** Begin **
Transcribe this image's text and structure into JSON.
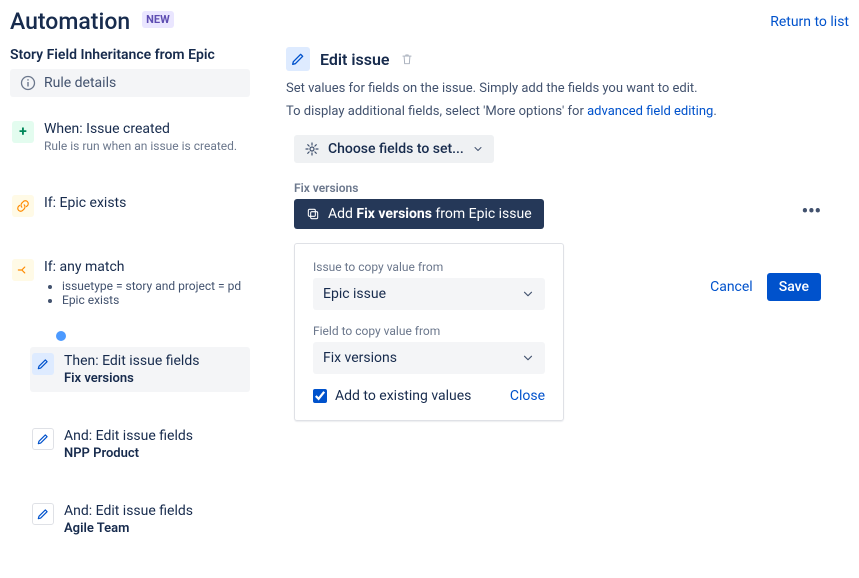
{
  "header": {
    "title": "Automation",
    "badge": "NEW",
    "return_link": "Return to list"
  },
  "rule": {
    "name": "Story Field Inheritance from Epic",
    "details_label": "Rule details"
  },
  "tree": {
    "when": {
      "title": "When: Issue created",
      "sub": "Rule is run when an issue is created."
    },
    "if1": {
      "title": "If: Epic exists"
    },
    "if2": {
      "title": "If: any match",
      "bullets": [
        "issuetype = story and project = pd",
        "Epic exists"
      ]
    },
    "then1": {
      "title": "Then: Edit issue fields",
      "sub": "Fix versions"
    },
    "and1": {
      "title": "And: Edit issue fields",
      "sub": "NPP Product"
    },
    "and2": {
      "title": "And: Edit issue fields",
      "sub": "Agile Team"
    }
  },
  "detail": {
    "title": "Edit issue",
    "desc1": "Set values for fields on the issue. Simply add the fields you want to edit.",
    "desc2_prefix": "To display additional fields, select 'More options' for ",
    "desc2_link": "advanced field editing",
    "choose_fields": "Choose fields to set...",
    "fix_versions_label": "Fix versions",
    "pill_prefix": "Add ",
    "pill_strong": "Fix versions",
    "pill_suffix": " from Epic issue"
  },
  "card": {
    "issue_copy_label": "Issue to copy value from",
    "issue_copy_value": "Epic issue",
    "field_copy_label": "Field to copy value from",
    "field_copy_value": "Fix versions",
    "add_existing": "Add to existing values",
    "close": "Close"
  },
  "actions": {
    "cancel": "Cancel",
    "save": "Save"
  }
}
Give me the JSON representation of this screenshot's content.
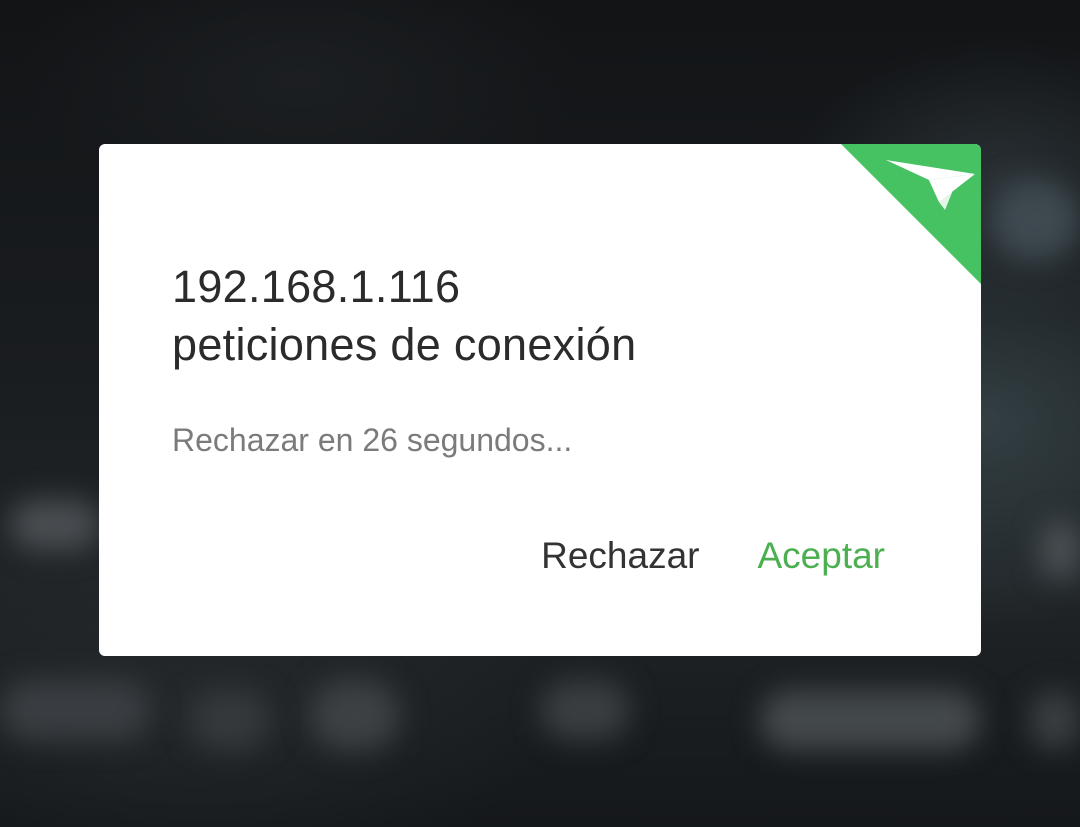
{
  "dialog": {
    "title_line1": "192.168.1.116",
    "title_line2": "peticiones de conexión",
    "countdown_text": "Rechazar en 26 segundos...",
    "reject_label": "Rechazar",
    "accept_label": "Aceptar",
    "corner_icon": "paper-plane-icon"
  },
  "colors": {
    "accent": "#47c263",
    "accept_text": "#4caf50",
    "reject_text": "#333333",
    "countdown_text": "#7b7b7b"
  }
}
** End **
Set down the lines of the records above exactly, apart from the pictures.

Transcribe this image's text and structure into JSON.
{
  "header": {
    "title": "Automation",
    "badge": "NEW",
    "return_link": "Return to list"
  },
  "rule": {
    "name": "Story Field Inheritance from Epic",
    "details_label": "Rule details"
  },
  "tree": {
    "when": {
      "title": "When: Issue created",
      "sub": "Rule is run when an issue is created."
    },
    "if1": {
      "title": "If: Epic exists"
    },
    "if2": {
      "title": "If: any match",
      "bullets": [
        "issuetype = story and project = pd",
        "Epic exists"
      ]
    },
    "then1": {
      "title": "Then: Edit issue fields",
      "sub": "Fix versions"
    },
    "and1": {
      "title": "And: Edit issue fields",
      "sub": "NPP Product"
    },
    "and2": {
      "title": "And: Edit issue fields",
      "sub": "Agile Team"
    }
  },
  "detail": {
    "title": "Edit issue",
    "desc1": "Set values for fields on the issue. Simply add the fields you want to edit.",
    "desc2_prefix": "To display additional fields, select 'More options' for ",
    "desc2_link": "advanced field editing",
    "choose_fields": "Choose fields to set...",
    "fix_versions_label": "Fix versions",
    "pill_prefix": "Add ",
    "pill_strong": "Fix versions",
    "pill_suffix": " from Epic issue"
  },
  "card": {
    "issue_copy_label": "Issue to copy value from",
    "issue_copy_value": "Epic issue",
    "field_copy_label": "Field to copy value from",
    "field_copy_value": "Fix versions",
    "add_existing": "Add to existing values",
    "close": "Close"
  },
  "actions": {
    "cancel": "Cancel",
    "save": "Save"
  }
}
Give me the JSON representation of this screenshot's content.
{
  "dialog": {
    "title_line1": "192.168.1.116",
    "title_line2": "peticiones de conexión",
    "countdown_text": "Rechazar en 26 segundos...",
    "reject_label": "Rechazar",
    "accept_label": "Aceptar",
    "corner_icon": "paper-plane-icon"
  },
  "colors": {
    "accent": "#47c263",
    "accept_text": "#4caf50",
    "reject_text": "#333333",
    "countdown_text": "#7b7b7b"
  }
}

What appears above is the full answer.